→ **Brief**: Report only how many lines of the entries below contain the string "手动四至".

→ **Data lines**:
[Start]

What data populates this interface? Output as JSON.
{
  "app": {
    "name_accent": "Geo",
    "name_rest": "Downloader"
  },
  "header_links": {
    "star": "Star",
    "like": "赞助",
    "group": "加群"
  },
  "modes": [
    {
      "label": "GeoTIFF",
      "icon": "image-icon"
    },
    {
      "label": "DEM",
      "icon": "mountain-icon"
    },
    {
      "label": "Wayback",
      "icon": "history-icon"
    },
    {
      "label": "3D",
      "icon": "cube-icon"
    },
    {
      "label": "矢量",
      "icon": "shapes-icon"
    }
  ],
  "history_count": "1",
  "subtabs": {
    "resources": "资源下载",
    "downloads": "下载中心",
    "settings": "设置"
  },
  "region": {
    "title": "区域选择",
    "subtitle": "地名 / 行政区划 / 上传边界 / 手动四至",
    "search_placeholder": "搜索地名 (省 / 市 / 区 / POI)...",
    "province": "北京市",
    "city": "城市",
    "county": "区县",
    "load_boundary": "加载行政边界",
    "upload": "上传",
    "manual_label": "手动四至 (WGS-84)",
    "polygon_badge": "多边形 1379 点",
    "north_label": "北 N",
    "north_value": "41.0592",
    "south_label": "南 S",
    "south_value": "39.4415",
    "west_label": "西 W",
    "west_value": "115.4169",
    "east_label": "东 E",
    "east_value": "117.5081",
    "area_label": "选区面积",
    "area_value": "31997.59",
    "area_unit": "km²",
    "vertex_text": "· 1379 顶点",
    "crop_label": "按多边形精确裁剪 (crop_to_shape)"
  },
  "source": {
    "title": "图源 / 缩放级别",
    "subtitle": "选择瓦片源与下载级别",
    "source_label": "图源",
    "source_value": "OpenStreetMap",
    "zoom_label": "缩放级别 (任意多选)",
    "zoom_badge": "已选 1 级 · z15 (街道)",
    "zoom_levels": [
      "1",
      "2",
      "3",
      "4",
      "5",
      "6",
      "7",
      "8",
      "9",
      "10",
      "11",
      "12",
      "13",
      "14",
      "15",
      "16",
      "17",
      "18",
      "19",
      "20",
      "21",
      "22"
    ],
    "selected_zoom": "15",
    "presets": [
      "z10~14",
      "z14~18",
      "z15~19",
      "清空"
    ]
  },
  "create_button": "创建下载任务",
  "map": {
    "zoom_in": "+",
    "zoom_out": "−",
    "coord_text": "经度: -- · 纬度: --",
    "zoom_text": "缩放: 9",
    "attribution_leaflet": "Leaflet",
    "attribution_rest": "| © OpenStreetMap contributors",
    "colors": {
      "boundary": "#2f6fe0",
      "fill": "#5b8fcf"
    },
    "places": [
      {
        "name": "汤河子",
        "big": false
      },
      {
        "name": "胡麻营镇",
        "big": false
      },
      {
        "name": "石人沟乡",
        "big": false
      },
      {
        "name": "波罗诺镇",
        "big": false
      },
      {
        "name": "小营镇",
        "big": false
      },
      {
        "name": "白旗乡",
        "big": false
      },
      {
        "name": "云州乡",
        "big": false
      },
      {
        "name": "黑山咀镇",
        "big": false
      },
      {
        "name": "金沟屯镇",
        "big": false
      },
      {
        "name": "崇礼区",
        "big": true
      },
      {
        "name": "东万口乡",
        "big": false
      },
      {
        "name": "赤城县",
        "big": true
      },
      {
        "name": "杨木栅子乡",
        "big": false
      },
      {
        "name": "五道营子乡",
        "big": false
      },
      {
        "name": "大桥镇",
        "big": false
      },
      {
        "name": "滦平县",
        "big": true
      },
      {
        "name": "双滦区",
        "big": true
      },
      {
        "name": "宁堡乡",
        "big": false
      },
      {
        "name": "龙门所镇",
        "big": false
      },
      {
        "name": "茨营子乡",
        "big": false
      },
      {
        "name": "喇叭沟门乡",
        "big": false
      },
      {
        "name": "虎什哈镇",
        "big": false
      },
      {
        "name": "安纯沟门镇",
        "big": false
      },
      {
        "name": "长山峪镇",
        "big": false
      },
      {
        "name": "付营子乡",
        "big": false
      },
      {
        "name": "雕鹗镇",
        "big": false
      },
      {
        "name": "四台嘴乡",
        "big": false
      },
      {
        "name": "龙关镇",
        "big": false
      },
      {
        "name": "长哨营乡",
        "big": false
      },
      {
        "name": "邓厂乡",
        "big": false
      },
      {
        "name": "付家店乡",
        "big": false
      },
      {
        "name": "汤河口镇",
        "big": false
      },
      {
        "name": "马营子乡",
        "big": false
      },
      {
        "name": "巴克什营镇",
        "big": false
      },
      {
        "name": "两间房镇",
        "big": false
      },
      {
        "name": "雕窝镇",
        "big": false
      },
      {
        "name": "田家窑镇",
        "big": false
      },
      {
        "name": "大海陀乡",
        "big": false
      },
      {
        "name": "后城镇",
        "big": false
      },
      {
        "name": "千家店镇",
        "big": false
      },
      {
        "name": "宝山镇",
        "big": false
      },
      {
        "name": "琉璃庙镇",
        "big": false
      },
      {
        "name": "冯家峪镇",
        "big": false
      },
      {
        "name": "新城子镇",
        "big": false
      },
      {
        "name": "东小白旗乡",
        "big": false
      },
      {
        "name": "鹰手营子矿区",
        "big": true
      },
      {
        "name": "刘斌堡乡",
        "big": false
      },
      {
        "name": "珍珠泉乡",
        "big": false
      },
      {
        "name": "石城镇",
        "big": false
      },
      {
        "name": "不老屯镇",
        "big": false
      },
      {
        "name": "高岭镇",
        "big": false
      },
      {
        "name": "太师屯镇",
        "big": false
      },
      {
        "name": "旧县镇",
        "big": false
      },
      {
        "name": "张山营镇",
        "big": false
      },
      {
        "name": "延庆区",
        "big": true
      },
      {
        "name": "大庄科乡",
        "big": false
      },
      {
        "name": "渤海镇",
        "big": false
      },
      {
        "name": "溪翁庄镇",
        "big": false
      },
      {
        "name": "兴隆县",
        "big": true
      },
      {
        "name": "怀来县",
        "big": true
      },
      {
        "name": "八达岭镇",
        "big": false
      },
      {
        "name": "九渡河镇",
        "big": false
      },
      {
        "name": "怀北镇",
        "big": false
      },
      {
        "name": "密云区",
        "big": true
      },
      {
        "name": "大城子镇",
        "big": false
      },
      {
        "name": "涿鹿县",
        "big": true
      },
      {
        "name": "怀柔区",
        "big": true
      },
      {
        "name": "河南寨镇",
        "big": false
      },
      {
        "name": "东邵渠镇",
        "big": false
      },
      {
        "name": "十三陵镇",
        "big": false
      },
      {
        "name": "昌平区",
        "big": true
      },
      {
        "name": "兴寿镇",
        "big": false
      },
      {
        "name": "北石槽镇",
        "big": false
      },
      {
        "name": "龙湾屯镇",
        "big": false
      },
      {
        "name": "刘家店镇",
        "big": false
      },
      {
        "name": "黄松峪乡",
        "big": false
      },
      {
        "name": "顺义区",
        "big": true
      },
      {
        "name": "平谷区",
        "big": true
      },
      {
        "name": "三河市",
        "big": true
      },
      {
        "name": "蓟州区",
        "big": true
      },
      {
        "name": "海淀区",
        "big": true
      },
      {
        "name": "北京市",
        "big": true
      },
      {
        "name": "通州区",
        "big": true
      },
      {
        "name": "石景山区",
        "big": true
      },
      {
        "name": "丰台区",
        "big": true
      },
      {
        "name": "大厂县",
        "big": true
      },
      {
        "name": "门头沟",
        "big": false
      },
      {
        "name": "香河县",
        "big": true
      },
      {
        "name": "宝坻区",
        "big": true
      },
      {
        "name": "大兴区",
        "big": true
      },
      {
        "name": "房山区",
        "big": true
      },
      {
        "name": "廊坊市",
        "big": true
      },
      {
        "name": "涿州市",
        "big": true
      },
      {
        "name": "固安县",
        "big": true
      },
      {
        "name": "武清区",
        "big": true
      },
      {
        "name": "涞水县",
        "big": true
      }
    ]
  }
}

[End]

→ **Written response**: 2